INSTRUCTION:
Go through the data below and copy it exactly, skipping every picture.

Stored items:
--- BEGIN ---

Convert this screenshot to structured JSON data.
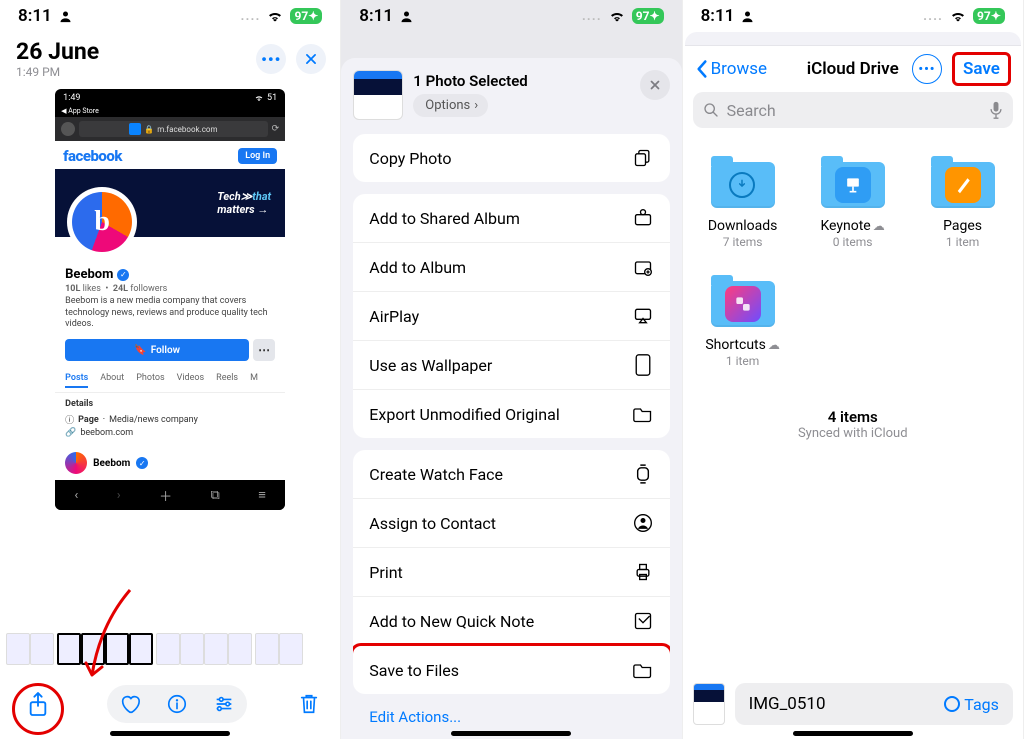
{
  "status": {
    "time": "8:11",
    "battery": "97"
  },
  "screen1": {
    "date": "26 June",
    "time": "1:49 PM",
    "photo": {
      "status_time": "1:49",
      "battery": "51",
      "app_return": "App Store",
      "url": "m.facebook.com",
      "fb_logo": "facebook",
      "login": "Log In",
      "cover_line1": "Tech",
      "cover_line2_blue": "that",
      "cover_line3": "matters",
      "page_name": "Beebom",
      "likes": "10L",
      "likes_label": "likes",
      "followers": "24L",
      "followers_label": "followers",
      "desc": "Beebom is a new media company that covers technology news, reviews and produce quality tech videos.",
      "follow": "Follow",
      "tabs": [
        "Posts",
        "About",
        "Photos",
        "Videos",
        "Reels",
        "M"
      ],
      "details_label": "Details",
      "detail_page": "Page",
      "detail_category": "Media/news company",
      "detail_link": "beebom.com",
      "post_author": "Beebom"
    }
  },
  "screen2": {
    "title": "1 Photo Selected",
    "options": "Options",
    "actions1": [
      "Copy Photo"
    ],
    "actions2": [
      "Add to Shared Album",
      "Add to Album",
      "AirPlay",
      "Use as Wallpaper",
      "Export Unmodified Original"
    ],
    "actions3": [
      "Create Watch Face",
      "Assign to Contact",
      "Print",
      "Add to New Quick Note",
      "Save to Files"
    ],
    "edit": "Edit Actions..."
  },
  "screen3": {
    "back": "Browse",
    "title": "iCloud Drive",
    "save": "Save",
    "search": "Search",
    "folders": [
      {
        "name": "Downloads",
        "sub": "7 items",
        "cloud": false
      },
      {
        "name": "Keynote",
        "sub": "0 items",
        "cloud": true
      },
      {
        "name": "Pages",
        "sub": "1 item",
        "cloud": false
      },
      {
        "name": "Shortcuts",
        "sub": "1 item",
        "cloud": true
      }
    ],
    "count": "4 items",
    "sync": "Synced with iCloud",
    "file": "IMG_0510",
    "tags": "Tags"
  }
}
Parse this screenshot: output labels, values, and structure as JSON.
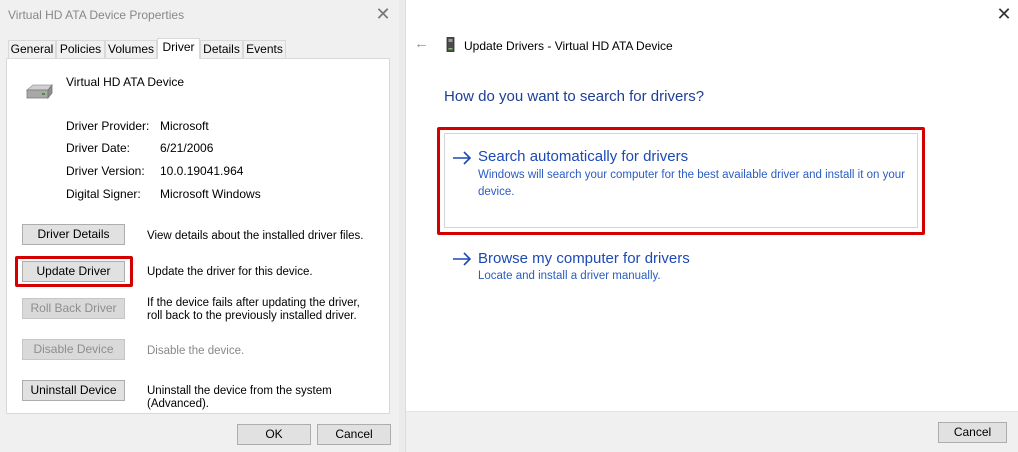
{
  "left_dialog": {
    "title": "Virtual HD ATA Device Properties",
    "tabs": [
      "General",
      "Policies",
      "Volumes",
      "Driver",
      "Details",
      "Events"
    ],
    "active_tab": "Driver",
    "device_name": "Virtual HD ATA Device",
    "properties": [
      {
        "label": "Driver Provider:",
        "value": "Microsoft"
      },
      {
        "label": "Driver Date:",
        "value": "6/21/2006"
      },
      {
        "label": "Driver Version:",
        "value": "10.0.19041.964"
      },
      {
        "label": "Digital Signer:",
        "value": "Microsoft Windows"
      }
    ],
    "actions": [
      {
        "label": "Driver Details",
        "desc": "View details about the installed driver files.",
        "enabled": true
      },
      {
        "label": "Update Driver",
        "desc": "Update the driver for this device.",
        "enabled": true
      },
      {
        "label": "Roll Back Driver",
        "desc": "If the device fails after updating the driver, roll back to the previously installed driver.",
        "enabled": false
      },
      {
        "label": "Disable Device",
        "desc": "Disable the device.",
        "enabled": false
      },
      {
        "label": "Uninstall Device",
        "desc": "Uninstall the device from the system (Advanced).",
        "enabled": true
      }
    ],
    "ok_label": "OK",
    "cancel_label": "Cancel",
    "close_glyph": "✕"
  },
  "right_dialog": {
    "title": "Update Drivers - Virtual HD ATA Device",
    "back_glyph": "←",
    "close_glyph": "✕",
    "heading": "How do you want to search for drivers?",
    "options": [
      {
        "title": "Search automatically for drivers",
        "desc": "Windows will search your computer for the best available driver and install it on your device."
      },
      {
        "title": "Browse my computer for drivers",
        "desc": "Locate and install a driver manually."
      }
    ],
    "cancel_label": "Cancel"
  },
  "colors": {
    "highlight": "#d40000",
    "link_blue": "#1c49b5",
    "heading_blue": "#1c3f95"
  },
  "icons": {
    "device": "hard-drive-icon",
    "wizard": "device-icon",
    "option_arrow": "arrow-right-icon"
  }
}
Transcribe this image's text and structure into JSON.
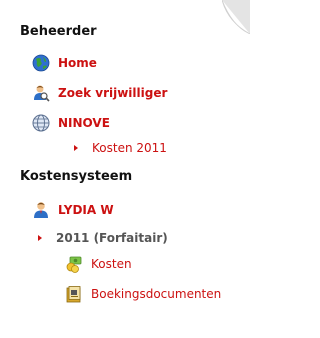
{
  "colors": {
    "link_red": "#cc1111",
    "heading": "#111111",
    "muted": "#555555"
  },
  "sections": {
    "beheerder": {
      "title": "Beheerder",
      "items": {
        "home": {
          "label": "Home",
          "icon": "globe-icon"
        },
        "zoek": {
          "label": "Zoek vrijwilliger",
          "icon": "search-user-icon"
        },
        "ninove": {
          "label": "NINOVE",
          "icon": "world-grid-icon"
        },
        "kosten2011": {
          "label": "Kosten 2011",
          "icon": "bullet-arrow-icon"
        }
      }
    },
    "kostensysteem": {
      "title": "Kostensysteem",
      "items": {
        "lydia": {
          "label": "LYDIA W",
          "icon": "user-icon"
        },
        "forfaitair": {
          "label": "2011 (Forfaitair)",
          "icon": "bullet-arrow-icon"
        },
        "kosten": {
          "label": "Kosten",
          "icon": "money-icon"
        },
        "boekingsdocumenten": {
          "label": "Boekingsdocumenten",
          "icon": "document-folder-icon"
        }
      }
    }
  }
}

--- END ---

EXERCISE OUTPUT:
Convert this screenshot to structured JSON data.
{
  "status": {
    "time": "8:11",
    "battery": "97"
  },
  "screen1": {
    "date": "26 June",
    "time": "1:49 PM",
    "photo": {
      "status_time": "1:49",
      "battery": "51",
      "app_return": "App Store",
      "url": "m.facebook.com",
      "fb_logo": "facebook",
      "login": "Log In",
      "cover_line1": "Tech",
      "cover_line2_blue": "that",
      "cover_line3": "matters",
      "page_name": "Beebom",
      "likes": "10L",
      "likes_label": "likes",
      "followers": "24L",
      "followers_label": "followers",
      "desc": "Beebom is a new media company that covers technology news, reviews and produce quality tech videos.",
      "follow": "Follow",
      "tabs": [
        "Posts",
        "About",
        "Photos",
        "Videos",
        "Reels",
        "M"
      ],
      "details_label": "Details",
      "detail_page": "Page",
      "detail_category": "Media/news company",
      "detail_link": "beebom.com",
      "post_author": "Beebom"
    }
  },
  "screen2": {
    "title": "1 Photo Selected",
    "options": "Options",
    "actions1": [
      "Copy Photo"
    ],
    "actions2": [
      "Add to Shared Album",
      "Add to Album",
      "AirPlay",
      "Use as Wallpaper",
      "Export Unmodified Original"
    ],
    "actions3": [
      "Create Watch Face",
      "Assign to Contact",
      "Print",
      "Add to New Quick Note",
      "Save to Files"
    ],
    "edit": "Edit Actions..."
  },
  "screen3": {
    "back": "Browse",
    "title": "iCloud Drive",
    "save": "Save",
    "search": "Search",
    "folders": [
      {
        "name": "Downloads",
        "sub": "7 items",
        "cloud": false
      },
      {
        "name": "Keynote",
        "sub": "0 items",
        "cloud": true
      },
      {
        "name": "Pages",
        "sub": "1 item",
        "cloud": false
      },
      {
        "name": "Shortcuts",
        "sub": "1 item",
        "cloud": true
      }
    ],
    "count": "4 items",
    "sync": "Synced with iCloud",
    "file": "IMG_0510",
    "tags": "Tags"
  }
}
Parse this screenshot: output labels, values, and structure as JSON.
{
  "left_dialog": {
    "title": "Virtual HD ATA Device Properties",
    "tabs": [
      "General",
      "Policies",
      "Volumes",
      "Driver",
      "Details",
      "Events"
    ],
    "active_tab": "Driver",
    "device_name": "Virtual HD ATA Device",
    "properties": [
      {
        "label": "Driver Provider:",
        "value": "Microsoft"
      },
      {
        "label": "Driver Date:",
        "value": "6/21/2006"
      },
      {
        "label": "Driver Version:",
        "value": "10.0.19041.964"
      },
      {
        "label": "Digital Signer:",
        "value": "Microsoft Windows"
      }
    ],
    "actions": [
      {
        "label": "Driver Details",
        "desc": "View details about the installed driver files.",
        "enabled": true
      },
      {
        "label": "Update Driver",
        "desc": "Update the driver for this device.",
        "enabled": true
      },
      {
        "label": "Roll Back Driver",
        "desc": "If the device fails after updating the driver, roll back to the previously installed driver.",
        "enabled": false
      },
      {
        "label": "Disable Device",
        "desc": "Disable the device.",
        "enabled": false
      },
      {
        "label": "Uninstall Device",
        "desc": "Uninstall the device from the system (Advanced).",
        "enabled": true
      }
    ],
    "ok_label": "OK",
    "cancel_label": "Cancel",
    "close_glyph": "✕"
  },
  "right_dialog": {
    "title": "Update Drivers - Virtual HD ATA Device",
    "back_glyph": "←",
    "close_glyph": "✕",
    "heading": "How do you want to search for drivers?",
    "options": [
      {
        "title": "Search automatically for drivers",
        "desc": "Windows will search your computer for the best available driver and install it on your device."
      },
      {
        "title": "Browse my computer for drivers",
        "desc": "Locate and install a driver manually."
      }
    ],
    "cancel_label": "Cancel"
  },
  "colors": {
    "highlight": "#d40000",
    "link_blue": "#1c49b5",
    "heading_blue": "#1c3f95"
  },
  "icons": {
    "device": "hard-drive-icon",
    "wizard": "device-icon",
    "option_arrow": "arrow-right-icon"
  }
}
Transcribe this image's text and structure into JSON.
{
  "colors": {
    "link_red": "#cc1111",
    "heading": "#111111",
    "muted": "#555555"
  },
  "sections": {
    "beheerder": {
      "title": "Beheerder",
      "items": {
        "home": {
          "label": "Home",
          "icon": "globe-icon"
        },
        "zoek": {
          "label": "Zoek vrijwilliger",
          "icon": "search-user-icon"
        },
        "ninove": {
          "label": "NINOVE",
          "icon": "world-grid-icon"
        },
        "kosten2011": {
          "label": "Kosten 2011",
          "icon": "bullet-arrow-icon"
        }
      }
    },
    "kostensysteem": {
      "title": "Kostensysteem",
      "items": {
        "lydia": {
          "label": "LYDIA W",
          "icon": "user-icon"
        },
        "forfaitair": {
          "label": "2011 (Forfaitair)",
          "icon": "bullet-arrow-icon"
        },
        "kosten": {
          "label": "Kosten",
          "icon": "money-icon"
        },
        "boekingsdocumenten": {
          "label": "Boekingsdocumenten",
          "icon": "document-folder-icon"
        }
      }
    }
  }
}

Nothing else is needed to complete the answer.